begin Task material

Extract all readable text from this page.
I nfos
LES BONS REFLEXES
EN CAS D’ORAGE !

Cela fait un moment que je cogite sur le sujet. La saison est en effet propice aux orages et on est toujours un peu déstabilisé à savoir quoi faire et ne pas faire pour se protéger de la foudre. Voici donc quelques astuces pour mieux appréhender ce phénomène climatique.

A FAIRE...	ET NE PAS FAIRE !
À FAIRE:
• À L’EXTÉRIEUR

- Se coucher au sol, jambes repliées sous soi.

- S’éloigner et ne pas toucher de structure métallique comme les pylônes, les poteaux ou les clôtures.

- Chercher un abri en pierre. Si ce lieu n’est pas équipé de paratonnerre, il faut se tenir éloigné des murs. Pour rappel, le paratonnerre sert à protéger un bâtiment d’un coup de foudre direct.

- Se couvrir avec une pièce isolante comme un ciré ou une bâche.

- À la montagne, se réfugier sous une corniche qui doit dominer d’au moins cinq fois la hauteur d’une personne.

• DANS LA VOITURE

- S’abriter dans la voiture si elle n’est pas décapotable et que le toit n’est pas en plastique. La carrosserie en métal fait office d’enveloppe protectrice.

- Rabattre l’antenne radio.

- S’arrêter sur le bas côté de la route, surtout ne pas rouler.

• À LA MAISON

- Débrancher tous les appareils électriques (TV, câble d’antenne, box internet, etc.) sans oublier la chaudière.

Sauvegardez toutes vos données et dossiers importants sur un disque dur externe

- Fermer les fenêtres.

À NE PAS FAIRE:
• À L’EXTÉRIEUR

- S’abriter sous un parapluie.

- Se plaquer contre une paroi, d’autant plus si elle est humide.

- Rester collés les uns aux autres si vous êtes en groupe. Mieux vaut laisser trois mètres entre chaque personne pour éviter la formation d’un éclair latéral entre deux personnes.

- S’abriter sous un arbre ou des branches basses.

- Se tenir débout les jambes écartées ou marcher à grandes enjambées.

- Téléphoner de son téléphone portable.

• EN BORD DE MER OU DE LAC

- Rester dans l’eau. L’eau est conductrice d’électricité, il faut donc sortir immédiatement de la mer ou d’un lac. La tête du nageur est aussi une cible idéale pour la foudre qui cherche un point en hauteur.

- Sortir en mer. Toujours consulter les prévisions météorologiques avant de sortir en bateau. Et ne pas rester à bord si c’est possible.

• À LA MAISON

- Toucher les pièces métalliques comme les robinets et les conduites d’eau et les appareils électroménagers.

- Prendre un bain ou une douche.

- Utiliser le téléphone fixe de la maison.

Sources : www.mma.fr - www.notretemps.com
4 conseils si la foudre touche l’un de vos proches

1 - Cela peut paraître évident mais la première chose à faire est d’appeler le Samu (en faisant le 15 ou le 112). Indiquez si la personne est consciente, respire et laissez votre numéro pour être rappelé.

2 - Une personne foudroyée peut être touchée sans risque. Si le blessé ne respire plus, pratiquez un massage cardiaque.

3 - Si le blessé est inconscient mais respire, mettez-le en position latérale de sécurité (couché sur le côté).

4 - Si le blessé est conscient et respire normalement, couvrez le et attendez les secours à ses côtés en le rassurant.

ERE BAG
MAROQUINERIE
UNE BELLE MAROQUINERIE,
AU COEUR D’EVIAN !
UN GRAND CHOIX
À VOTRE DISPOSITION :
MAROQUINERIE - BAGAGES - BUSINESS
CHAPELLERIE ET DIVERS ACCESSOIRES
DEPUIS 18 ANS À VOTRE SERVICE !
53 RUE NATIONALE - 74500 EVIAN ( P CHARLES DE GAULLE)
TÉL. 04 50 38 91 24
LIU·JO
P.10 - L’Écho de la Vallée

end Task material
begin Task material

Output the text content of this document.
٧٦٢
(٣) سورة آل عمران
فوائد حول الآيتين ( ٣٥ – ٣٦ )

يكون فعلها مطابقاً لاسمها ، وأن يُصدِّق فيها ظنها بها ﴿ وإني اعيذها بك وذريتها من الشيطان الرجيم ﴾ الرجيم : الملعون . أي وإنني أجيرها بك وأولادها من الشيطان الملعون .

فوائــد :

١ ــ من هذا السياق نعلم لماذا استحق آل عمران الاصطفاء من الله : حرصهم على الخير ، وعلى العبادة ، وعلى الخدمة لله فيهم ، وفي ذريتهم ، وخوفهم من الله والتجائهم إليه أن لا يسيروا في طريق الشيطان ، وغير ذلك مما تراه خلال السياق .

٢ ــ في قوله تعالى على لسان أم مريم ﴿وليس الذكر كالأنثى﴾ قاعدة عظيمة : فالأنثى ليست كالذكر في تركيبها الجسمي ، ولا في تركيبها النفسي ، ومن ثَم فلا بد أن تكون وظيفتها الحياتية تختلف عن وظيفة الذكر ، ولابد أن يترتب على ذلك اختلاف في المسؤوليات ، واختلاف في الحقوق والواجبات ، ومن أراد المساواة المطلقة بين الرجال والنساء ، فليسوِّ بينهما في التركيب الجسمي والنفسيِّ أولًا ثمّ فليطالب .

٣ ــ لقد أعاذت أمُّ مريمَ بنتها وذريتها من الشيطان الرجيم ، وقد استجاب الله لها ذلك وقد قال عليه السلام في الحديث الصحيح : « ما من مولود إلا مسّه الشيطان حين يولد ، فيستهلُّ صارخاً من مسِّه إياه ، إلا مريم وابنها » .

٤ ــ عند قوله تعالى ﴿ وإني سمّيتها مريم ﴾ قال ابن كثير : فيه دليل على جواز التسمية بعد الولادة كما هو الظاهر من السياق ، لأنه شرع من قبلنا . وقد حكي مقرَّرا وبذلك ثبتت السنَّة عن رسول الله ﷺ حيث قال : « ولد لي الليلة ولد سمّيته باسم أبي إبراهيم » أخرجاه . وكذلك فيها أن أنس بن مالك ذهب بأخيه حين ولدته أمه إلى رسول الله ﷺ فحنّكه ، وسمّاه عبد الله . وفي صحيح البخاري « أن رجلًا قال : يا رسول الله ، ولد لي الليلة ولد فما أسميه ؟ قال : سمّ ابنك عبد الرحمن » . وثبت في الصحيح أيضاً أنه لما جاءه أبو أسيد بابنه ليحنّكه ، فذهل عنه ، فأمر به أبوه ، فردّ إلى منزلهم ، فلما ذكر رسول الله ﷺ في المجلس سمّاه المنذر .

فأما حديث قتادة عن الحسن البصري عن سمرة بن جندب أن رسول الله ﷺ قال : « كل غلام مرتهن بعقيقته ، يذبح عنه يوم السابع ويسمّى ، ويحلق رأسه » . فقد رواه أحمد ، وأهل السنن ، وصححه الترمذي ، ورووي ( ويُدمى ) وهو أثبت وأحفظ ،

end Task material
begin Task material

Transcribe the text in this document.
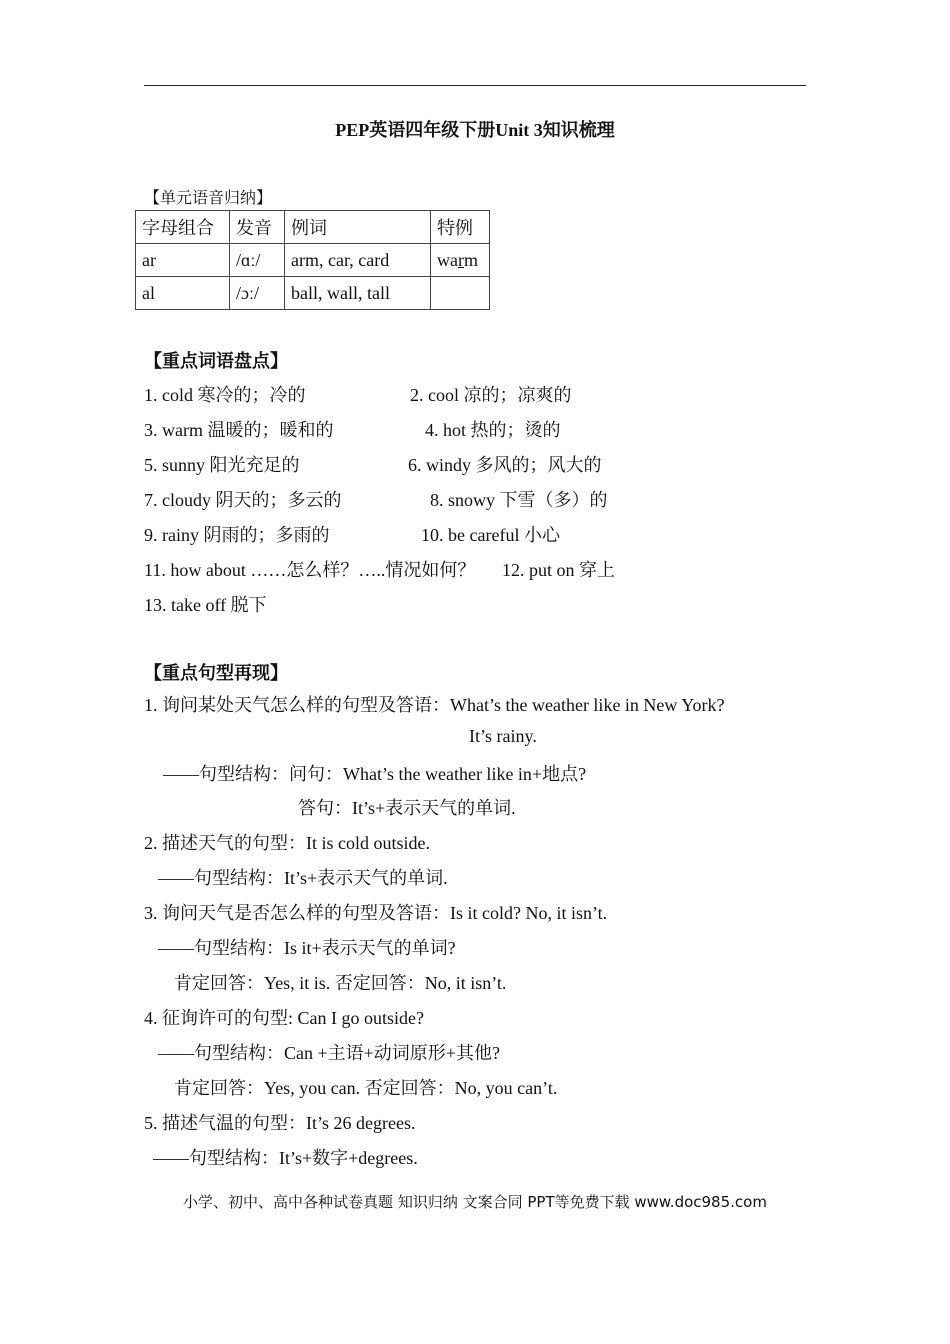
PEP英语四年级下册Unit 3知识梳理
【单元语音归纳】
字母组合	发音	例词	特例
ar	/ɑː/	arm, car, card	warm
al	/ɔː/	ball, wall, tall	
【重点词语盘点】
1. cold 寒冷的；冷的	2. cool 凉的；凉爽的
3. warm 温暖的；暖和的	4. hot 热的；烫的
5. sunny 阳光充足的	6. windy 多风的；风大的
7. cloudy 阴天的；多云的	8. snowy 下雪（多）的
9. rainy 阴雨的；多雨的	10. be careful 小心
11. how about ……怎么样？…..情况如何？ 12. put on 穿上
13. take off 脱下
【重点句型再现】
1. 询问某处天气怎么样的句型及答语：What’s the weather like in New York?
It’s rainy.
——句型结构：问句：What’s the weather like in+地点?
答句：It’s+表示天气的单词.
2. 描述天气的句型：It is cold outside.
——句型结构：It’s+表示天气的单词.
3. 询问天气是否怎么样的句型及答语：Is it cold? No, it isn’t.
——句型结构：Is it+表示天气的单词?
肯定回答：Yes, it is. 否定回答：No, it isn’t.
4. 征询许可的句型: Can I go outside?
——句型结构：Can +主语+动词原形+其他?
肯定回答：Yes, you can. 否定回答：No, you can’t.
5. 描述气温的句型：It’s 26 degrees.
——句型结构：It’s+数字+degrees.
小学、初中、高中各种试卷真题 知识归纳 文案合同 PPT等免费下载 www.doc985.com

end Task material

Task:
How many lines of the listing above include the word "句型结构"? Reply with the number alone.

Answer for the task:
5